── Provided records ──
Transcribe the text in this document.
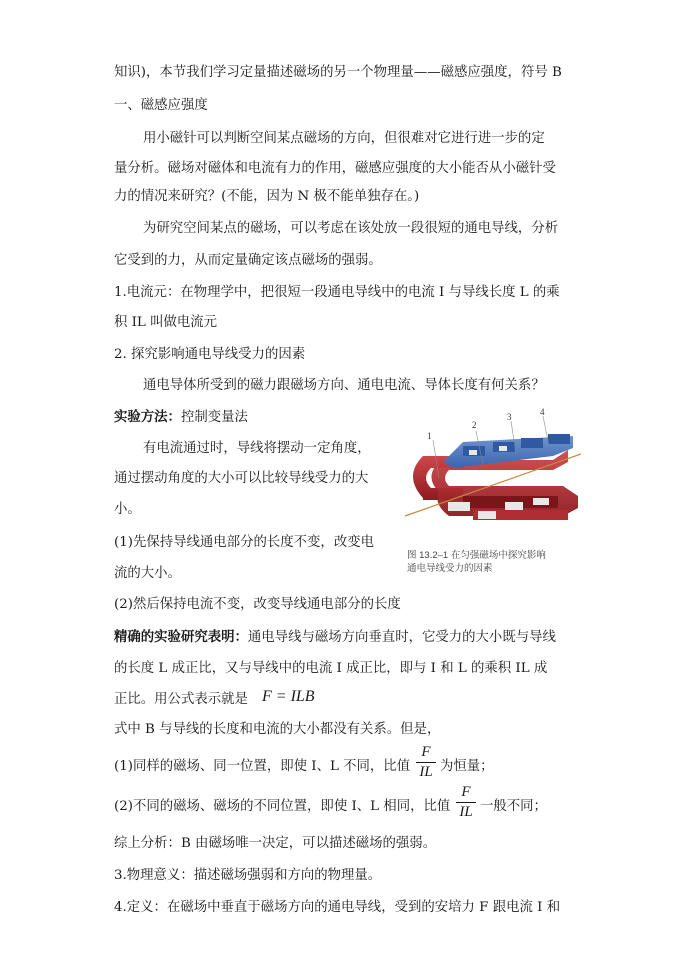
知识)，本节我们学习定量描述磁场的另一个物理量——磁感应强度，符号 B
一、磁感应强度
用小磁针可以判断空间某点磁场的方向，但很难对它进行进一步的定
量分析。磁场对磁体和电流有力的作用，磁感应强度的大小能否从小磁针受
力的情况来研究？(不能，因为 N 极不能单独存在。)
为研究空间某点的磁场，可以考虑在该处放一段很短的通电导线，分析
它受到的力，从而定量确定该点磁场的强弱。
1.电流元：在物理学中，把很短一段通电导线中的电流 I 与导线长度 L 的乘
积 IL 叫做电流元
2. 探究影响通电导线受力的因素
通电导体所受到的磁力跟磁场方向、通电电流、导体长度有何关系？
实验方法：控制变量法
有电流通过时，导线将摆动一定角度，
通过摆动角度的大小可以比较导线受力的大
小。
(1)先保持导线通电部分的长度不变，改变电
流的大小。
(2)然后保持电流不变，改变导线通电部分的长度
1
2
3	4
图 13.2–1 在匀强磁场中探究影响
通电导线受力的因素
精确的实验研究表明：通电导线与磁场方向垂直时，它受力的大小既与导线
的长度 L 成正比，又与导线中的电流 I 成正比，即与 I 和 L 的乘积 IL 成
正比。用公式表示就是 F = ILB
式中 B 与导线的长度和电流的大小都没有关系。但是，
(1)同样的磁场、同一位置，即使 I、L 不同，比值
F
IL 为恒量；
(2)不同的磁场、磁场的不同位置，即使 I、L 相同，比值
F
IL 一般不同；
综上分析：B 由磁场唯一决定，可以描述磁场的强弱。
3.物理意义：描述磁场强弱和方向的物理量。
4.定义：在磁场中垂直于磁场方向的通电导线，受到的安培力 F 跟电流 I 和
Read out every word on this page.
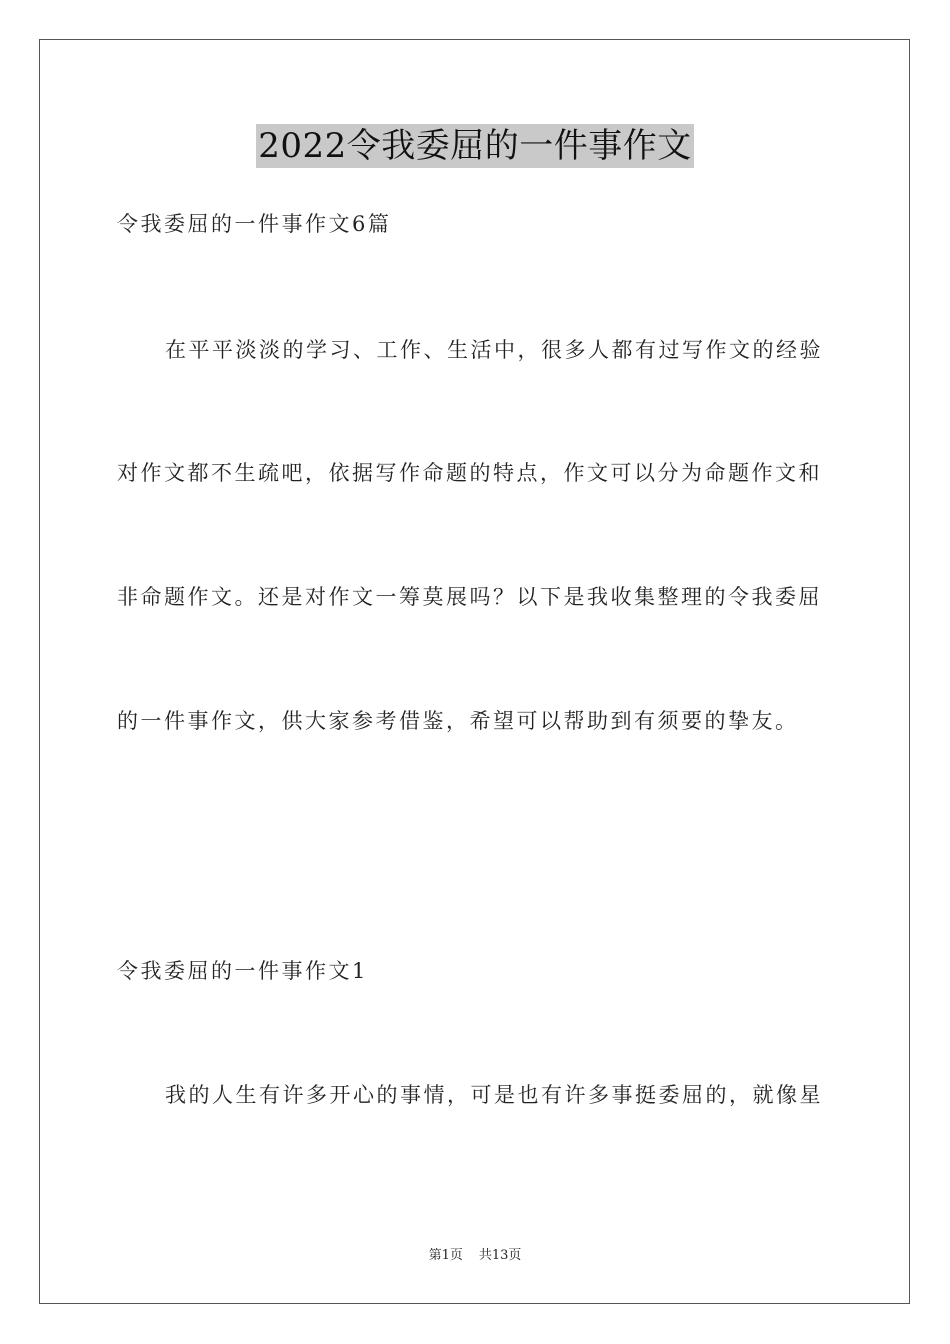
2022令我委屈的一件事作文
令我委屈的一件事作文6篇
在平平淡淡的学习、工作、生活中，很多人都有过写作文的经验
对作文都不生疏吧，依据写作命题的特点，作文可以分为命题作文和
非命题作文。还是对作文一筹莫展吗？以下是我收集整理的令我委屈
的一件事作文，供大家参考借鉴，希望可以帮助到有须要的挚友。
令我委屈的一件事作文1
我的人生有许多开心的事情，可是也有许多事挺委屈的，就像星
第1页 共13页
───
* Set exercise *
Copy every line of the data exactly as written, excluding the pictures.

* Exercise result *
Transcribe the text in this document.
知识)，本节我们学习定量描述磁场的另一个物理量——磁感应强度，符号 B
一、磁感应强度
用小磁针可以判断空间某点磁场的方向，但很难对它进行进一步的定
量分析。磁场对磁体和电流有力的作用，磁感应强度的大小能否从小磁针受
力的情况来研究？(不能，因为 N 极不能单独存在。)
为研究空间某点的磁场，可以考虑在该处放一段很短的通电导线，分析
它受到的力，从而定量确定该点磁场的强弱。
1.电流元：在物理学中，把很短一段通电导线中的电流 I 与导线长度 L 的乘
积 IL 叫做电流元
2. 探究影响通电导线受力的因素
通电导体所受到的磁力跟磁场方向、通电电流、导体长度有何关系？
实验方法：控制变量法
有电流通过时，导线将摆动一定角度，
通过摆动角度的大小可以比较导线受力的大
小。
(1)先保持导线通电部分的长度不变，改变电
流的大小。
(2)然后保持电流不变，改变导线通电部分的长度
1
2
3	4
图 13.2–1 在匀强磁场中探究影响
通电导线受力的因素
精确的实验研究表明：通电导线与磁场方向垂直时，它受力的大小既与导线
的长度 L 成正比，又与导线中的电流 I 成正比，即与 I 和 L 的乘积 IL 成
正比。用公式表示就是 F = ILB
式中 B 与导线的长度和电流的大小都没有关系。但是，
(1)同样的磁场、同一位置，即使 I、L 不同，比值
F
IL 为恒量；
(2)不同的磁场、磁场的不同位置，即使 I、L 相同，比值
F
IL 一般不同；
综上分析：B 由磁场唯一决定，可以描述磁场的强弱。
3.物理意义：描述磁场强弱和方向的物理量。
4.定义：在磁场中垂直于磁场方向的通电导线，受到的安培力 F 跟电流 I 和
Read out every word on this page.
2022令我委屈的一件事作文
令我委屈的一件事作文6篇
在平平淡淡的学习、工作、生活中，很多人都有过写作文的经验
对作文都不生疏吧，依据写作命题的特点，作文可以分为命题作文和
非命题作文。还是对作文一筹莫展吗？以下是我收集整理的令我委屈
的一件事作文，供大家参考借鉴，希望可以帮助到有须要的挚友。
令我委屈的一件事作文1
我的人生有许多开心的事情，可是也有许多事挺委屈的，就像星
第1页 共13页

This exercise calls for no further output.